Records from a data collection:
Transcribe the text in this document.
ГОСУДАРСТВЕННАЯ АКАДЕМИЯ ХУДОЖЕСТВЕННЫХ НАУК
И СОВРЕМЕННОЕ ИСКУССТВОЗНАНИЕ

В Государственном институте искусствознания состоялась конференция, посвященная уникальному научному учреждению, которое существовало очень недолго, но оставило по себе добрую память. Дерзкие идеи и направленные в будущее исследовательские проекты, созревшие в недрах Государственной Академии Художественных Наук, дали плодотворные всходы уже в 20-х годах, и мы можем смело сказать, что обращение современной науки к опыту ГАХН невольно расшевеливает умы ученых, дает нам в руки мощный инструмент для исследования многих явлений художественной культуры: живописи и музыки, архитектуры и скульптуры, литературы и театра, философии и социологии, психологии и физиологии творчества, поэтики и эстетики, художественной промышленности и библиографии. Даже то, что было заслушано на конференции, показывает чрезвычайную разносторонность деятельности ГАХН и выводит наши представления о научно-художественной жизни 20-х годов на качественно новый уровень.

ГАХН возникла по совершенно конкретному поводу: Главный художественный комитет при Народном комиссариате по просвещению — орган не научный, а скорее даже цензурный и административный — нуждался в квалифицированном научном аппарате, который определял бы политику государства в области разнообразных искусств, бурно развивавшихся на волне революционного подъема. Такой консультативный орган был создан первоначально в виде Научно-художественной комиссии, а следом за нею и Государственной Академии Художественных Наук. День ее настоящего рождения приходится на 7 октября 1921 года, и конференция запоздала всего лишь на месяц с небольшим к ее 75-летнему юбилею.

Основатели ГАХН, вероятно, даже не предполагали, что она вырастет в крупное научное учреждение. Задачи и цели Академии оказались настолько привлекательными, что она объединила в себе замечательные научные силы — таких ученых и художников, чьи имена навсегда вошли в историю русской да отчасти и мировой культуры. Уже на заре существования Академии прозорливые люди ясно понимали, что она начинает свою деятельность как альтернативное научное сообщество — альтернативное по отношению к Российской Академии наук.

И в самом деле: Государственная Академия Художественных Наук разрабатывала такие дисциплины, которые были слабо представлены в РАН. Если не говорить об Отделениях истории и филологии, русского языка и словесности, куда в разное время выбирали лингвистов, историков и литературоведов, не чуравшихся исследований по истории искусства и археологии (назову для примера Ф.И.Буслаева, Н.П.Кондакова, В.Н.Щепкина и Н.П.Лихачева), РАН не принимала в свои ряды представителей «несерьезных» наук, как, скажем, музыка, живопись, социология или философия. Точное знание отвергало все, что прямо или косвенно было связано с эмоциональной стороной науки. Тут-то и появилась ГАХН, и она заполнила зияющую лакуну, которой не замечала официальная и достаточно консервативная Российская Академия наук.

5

EXERCISE REQUIREMENTS: Extract each line from the listing above, please, and repeat it exactly.

EXERCISE RESPONSE:
Transcribe the text in this document.
ГОСУДАРСТВЕННАЯ АКАДЕМИЯ ХУДОЖЕСТВЕННЫХ НАУК
И СОВРЕМЕННОЕ ИСКУССТВОЗНАНИЕ

В Государственном институте искусствознания состоялась конференция, посвященная уникальному научному учреждению, которое существовало очень недолго, но оставило по себе добрую память. Дерзкие идеи и направленные в будущее исследовательские проекты, созревшие в недрах Государственной Академии Художественных Наук, дали плодотворные всходы уже в 20-х годах, и мы можем смело сказать, что обращение современной науки к опыту ГАХН невольно расшевеливает умы ученых, дает нам в руки мощный инструмент для исследования многих явлений художественной культуры: живописи и музыки, архитектуры и скульптуры, литературы и театра, философии и социологии, психологии и физиологии творчества, поэтики и эстетики, художественной промышленности и библиографии. Даже то, что было заслушано на конференции, показывает чрезвычайную разносторонность деятельности ГАХН и выводит наши представления о научно-художественной жизни 20-х годов на качественно новый уровень.

ГАХН возникла по совершенно конкретному поводу: Главный художественный комитет при Народном комиссариате по просвещению — орган не научный, а скорее даже цензурный и административный — нуждался в квалифицированном научном аппарате, который определял бы политику государства в области разнообразных искусств, бурно развивавшихся на волне революционного подъема. Такой консультативный орган был создан первоначально в виде Научно-художественной комиссии, а следом за нею и Государственной Академии Художественных Наук. День ее настоящего рождения приходится на 7 октября 1921 года, и конференция запоздала всего лишь на месяц с небольшим к ее 75-летнему юбилею.

Основатели ГАХН, вероятно, даже не предполагали, что она вырастет в крупное научное учреждение. Задачи и цели Академии оказались настолько привлекательными, что она объединила в себе замечательные научные силы — таких ученых и художников, чьи имена навсегда вошли в историю русской да отчасти и мировой культуры. Уже на заре существования Академии прозорливые люди ясно понимали, что она начинает свою деятельность как альтернативное научное сообщество — альтернативное по отношению к Российской Академии наук.

И в самом деле: Государственная Академия Художественных Наук разрабатывала такие дисциплины, которые были слабо представлены в РАН. Если не говорить об Отделениях истории и филологии, русского языка и словесности, куда в разное время выбирали лингвистов, историков и литературоведов, не чуравшихся исследований по истории искусства и археологии (назову для примера Ф.И.Буслаева, Н.П.Кондакова, В.Н.Щепкина и Н.П.Лихачева), РАН не принимала в свои ряды представителей «несерьезных» наук, как, скажем, музыка, живопись, социология или философия. Точное знание отвергало все, что прямо или косвенно было связано с эмоциональной стороной науки. Тут-то и появилась ГАХН, и она заполнила зияющую лакуну, которой не замечала официальная и достаточно консервативная Российская Академия наук.

5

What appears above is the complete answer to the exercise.